Goal of the exercise ▸
In the entries, find all lines that hold the word "Agent" and copy them.

Start of Records supplied

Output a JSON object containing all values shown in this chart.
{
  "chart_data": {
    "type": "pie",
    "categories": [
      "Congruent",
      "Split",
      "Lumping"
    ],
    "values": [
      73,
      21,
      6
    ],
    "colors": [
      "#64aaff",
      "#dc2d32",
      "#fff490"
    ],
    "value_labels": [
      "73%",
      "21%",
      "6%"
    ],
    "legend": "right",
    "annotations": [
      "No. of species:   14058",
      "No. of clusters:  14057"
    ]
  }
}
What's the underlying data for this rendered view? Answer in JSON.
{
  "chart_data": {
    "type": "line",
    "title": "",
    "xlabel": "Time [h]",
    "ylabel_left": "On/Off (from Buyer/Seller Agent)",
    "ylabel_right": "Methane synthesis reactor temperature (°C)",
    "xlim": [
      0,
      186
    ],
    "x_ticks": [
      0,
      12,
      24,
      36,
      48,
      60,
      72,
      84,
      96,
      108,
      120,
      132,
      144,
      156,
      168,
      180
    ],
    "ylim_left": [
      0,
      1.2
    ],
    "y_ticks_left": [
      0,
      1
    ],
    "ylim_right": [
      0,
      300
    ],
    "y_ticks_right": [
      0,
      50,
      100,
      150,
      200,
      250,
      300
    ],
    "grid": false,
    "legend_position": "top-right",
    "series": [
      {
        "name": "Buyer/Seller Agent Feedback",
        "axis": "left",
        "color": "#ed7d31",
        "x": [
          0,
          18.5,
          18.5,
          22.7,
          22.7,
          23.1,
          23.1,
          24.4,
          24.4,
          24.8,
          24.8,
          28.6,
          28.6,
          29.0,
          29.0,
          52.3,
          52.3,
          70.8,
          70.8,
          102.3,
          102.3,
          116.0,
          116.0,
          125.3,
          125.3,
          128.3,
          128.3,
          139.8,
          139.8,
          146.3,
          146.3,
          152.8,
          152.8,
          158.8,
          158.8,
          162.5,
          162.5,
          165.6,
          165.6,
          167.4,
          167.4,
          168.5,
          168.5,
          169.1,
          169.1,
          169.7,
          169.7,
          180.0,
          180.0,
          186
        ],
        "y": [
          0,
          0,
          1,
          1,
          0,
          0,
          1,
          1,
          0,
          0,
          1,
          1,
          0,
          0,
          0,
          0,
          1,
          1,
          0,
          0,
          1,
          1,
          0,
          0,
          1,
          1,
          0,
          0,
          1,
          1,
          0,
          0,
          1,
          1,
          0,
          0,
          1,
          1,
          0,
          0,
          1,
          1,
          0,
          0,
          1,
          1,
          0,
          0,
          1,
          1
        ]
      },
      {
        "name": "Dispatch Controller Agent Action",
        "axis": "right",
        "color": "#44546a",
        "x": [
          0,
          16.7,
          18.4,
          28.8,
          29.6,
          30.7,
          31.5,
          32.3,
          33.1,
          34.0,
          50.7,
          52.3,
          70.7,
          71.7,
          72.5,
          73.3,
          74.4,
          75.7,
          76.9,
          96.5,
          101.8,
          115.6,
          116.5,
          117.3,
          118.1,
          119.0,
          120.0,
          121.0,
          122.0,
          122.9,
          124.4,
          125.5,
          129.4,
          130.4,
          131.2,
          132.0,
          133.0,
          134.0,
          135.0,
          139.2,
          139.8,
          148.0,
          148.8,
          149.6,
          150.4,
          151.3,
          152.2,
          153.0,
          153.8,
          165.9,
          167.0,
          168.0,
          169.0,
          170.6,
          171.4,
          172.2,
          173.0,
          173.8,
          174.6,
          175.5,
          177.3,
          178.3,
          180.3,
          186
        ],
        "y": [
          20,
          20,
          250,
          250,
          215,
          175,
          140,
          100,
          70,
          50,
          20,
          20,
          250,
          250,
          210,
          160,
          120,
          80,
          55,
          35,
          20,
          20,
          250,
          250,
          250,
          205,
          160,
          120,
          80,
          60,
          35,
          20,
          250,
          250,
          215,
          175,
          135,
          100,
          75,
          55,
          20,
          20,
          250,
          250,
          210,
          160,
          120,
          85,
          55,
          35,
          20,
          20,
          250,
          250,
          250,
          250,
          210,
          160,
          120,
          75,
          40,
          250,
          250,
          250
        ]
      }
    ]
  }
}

End of Records supplied

Result of this exercise ▸
    "ylabel_left": "On/Off (from Buyer/Seller Agent)",
        "name": "Buyer/Seller Agent Feedback",
        "name": "Dispatch Controller Agent Action",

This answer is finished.